Supplied records.
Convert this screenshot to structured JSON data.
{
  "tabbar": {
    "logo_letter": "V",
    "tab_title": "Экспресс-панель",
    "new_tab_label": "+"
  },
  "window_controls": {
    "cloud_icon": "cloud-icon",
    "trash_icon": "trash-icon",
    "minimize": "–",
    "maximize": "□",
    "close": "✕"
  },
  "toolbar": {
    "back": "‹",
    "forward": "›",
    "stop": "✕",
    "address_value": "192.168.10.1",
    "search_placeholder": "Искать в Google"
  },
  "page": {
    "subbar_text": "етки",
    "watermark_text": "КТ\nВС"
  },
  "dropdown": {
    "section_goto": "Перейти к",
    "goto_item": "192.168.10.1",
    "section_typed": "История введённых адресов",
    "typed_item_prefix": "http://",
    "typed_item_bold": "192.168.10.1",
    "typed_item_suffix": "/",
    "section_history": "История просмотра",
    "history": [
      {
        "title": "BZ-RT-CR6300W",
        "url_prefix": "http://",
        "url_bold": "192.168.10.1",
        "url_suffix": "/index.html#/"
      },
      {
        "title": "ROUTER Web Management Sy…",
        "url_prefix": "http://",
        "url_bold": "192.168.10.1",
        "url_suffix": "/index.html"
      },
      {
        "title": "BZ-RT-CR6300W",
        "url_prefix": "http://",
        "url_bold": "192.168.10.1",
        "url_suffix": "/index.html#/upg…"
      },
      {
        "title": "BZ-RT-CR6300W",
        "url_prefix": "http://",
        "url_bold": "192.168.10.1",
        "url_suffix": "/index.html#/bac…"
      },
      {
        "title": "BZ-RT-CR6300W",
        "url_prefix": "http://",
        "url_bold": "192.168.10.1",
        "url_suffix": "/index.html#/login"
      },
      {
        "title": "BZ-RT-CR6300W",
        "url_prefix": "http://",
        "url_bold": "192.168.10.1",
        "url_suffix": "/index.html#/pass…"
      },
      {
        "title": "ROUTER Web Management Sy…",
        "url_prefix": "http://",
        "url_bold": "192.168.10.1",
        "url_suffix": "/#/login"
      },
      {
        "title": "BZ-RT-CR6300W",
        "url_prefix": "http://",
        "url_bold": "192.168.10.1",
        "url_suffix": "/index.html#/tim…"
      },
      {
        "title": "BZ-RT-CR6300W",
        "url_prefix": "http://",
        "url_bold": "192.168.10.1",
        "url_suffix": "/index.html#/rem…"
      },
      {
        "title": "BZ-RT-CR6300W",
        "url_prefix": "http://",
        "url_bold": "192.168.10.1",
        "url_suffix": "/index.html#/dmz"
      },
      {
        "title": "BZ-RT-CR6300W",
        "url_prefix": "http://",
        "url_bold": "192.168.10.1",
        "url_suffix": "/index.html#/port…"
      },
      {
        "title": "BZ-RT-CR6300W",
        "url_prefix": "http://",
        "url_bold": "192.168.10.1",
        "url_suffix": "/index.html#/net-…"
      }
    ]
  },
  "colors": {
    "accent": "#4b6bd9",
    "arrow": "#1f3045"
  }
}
...
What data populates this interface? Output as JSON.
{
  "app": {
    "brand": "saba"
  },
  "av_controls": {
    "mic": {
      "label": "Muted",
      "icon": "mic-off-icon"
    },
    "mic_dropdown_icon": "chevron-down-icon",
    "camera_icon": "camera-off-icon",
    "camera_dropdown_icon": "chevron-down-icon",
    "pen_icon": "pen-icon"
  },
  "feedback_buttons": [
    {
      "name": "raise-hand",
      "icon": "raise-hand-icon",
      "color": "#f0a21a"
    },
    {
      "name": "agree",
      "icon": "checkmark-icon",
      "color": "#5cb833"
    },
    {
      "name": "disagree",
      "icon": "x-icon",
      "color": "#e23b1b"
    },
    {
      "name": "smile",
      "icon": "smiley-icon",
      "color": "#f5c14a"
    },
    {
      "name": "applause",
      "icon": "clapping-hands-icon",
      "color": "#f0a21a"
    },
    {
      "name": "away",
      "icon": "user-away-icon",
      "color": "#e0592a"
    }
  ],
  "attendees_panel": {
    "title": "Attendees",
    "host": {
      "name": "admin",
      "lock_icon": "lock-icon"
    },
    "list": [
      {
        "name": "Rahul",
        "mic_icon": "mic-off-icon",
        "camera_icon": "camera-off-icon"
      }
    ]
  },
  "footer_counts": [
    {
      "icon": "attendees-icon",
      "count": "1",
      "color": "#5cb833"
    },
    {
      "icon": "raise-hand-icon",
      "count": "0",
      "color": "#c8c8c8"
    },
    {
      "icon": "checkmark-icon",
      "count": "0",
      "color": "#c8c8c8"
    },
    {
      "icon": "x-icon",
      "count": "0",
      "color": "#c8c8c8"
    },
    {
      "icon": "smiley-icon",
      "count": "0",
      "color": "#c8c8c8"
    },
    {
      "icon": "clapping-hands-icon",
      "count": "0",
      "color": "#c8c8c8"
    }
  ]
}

What to do.
From the data, pick out every line that includes "JSON".

Reply to the task.
Convert this screenshot to structured JSON data.
What data populates this interface? Output as JSON.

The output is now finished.